▶ **GIVEN INSTRUCTION**: Type every record exactly as it appears.

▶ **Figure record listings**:
==============================

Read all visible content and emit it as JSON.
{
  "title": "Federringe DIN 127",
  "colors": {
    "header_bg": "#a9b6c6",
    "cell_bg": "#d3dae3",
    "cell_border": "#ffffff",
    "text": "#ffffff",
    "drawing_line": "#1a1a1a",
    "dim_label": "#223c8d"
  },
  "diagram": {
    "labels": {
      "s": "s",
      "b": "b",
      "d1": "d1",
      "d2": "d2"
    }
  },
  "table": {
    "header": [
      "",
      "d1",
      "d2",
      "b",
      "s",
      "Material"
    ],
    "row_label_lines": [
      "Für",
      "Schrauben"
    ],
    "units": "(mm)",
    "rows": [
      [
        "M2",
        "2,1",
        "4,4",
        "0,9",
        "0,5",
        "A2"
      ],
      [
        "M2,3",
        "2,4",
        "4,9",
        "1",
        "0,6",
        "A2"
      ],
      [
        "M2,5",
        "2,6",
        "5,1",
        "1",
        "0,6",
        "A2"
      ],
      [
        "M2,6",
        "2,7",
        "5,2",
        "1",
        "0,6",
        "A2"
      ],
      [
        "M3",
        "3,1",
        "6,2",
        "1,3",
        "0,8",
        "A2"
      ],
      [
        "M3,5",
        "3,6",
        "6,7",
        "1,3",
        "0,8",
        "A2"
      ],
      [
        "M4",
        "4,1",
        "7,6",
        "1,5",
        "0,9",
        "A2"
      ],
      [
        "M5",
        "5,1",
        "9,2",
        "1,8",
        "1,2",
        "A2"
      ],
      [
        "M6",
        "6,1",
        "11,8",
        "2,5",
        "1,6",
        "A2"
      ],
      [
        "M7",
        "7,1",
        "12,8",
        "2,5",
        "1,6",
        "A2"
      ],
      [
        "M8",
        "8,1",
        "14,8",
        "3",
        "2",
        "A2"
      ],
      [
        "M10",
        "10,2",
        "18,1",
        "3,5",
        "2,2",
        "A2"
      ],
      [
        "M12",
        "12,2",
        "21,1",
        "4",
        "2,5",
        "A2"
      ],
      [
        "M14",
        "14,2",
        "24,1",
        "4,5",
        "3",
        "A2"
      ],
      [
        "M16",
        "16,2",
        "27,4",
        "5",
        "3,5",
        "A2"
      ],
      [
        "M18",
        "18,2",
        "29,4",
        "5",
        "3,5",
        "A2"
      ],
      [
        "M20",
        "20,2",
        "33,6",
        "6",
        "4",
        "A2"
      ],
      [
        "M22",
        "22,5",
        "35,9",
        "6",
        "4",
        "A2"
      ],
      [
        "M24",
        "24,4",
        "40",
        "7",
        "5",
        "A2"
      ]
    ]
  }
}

==============================

▶ **ANSWER TO THE EXERCISE**:
Read all visible content and emit it as JSON.
{
  "title": "Federringe DIN 127",
  "colors": {
    "header_bg": "#a9b6c6",
    "cell_bg": "#d3dae3",
    "cell_border": "#ffffff",
    "text": "#ffffff",
    "drawing_line": "#1a1a1a",
    "dim_label": "#223c8d"
  },
  "diagram": {
    "labels": {
      "s": "s",
      "b": "b",
      "d1": "d1",
      "d2": "d2"
    }
  },
  "table": {
    "header": [
      "",
      "d1",
      "d2",
      "b",
      "s",
      "Material"
    ],
    "row_label_lines": [
      "Für",
      "Schrauben"
    ],
    "units": "(mm)",
    "rows": [
      [
        "M2",
        "2,1",
        "4,4",
        "0,9",
        "0,5",
        "A2"
      ],
      [
        "M2,3",
        "2,4",
        "4,9",
        "1",
        "0,6",
        "A2"
      ],
      [
        "M2,5",
        "2,6",
        "5,1",
        "1",
        "0,6",
        "A2"
      ],
      [
        "M2,6",
        "2,7",
        "5,2",
        "1",
        "0,6",
        "A2"
      ],
      [
        "M3",
        "3,1",
        "6,2",
        "1,3",
        "0,8",
        "A2"
      ],
      [
        "M3,5",
        "3,6",
        "6,7",
        "1,3",
        "0,8",
        "A2"
      ],
      [
        "M4",
        "4,1",
        "7,6",
        "1,5",
        "0,9",
        "A2"
      ],
      [
        "M5",
        "5,1",
        "9,2",
        "1,8",
        "1,2",
        "A2"
      ],
      [
        "M6",
        "6,1",
        "11,8",
        "2,5",
        "1,6",
        "A2"
      ],
      [
        "M7",
        "7,1",
        "12,8",
        "2,5",
        "1,6",
        "A2"
      ],
      [
        "M8",
        "8,1",
        "14,8",
        "3",
        "2",
        "A2"
      ],
      [
        "M10",
        "10,2",
        "18,1",
        "3,5",
        "2,2",
        "A2"
      ],
      [
        "M12",
        "12,2",
        "21,1",
        "4",
        "2,5",
        "A2"
      ],
      [
        "M14",
        "14,2",
        "24,1",
        "4,5",
        "3",
        "A2"
      ],
      [
        "M16",
        "16,2",
        "27,4",
        "5",
        "3,5",
        "A2"
      ],
      [
        "M18",
        "18,2",
        "29,4",
        "5",
        "3,5",
        "A2"
      ],
      [
        "M20",
        "20,2",
        "33,6",
        "6",
        "4",
        "A2"
      ],
      [
        "M22",
        "22,5",
        "35,9",
        "6",
        "4",
        "A2"
      ],
      [
        "M24",
        "24,4",
        "40",
        "7",
        "5",
        "A2"
      ]
    ]
  }
}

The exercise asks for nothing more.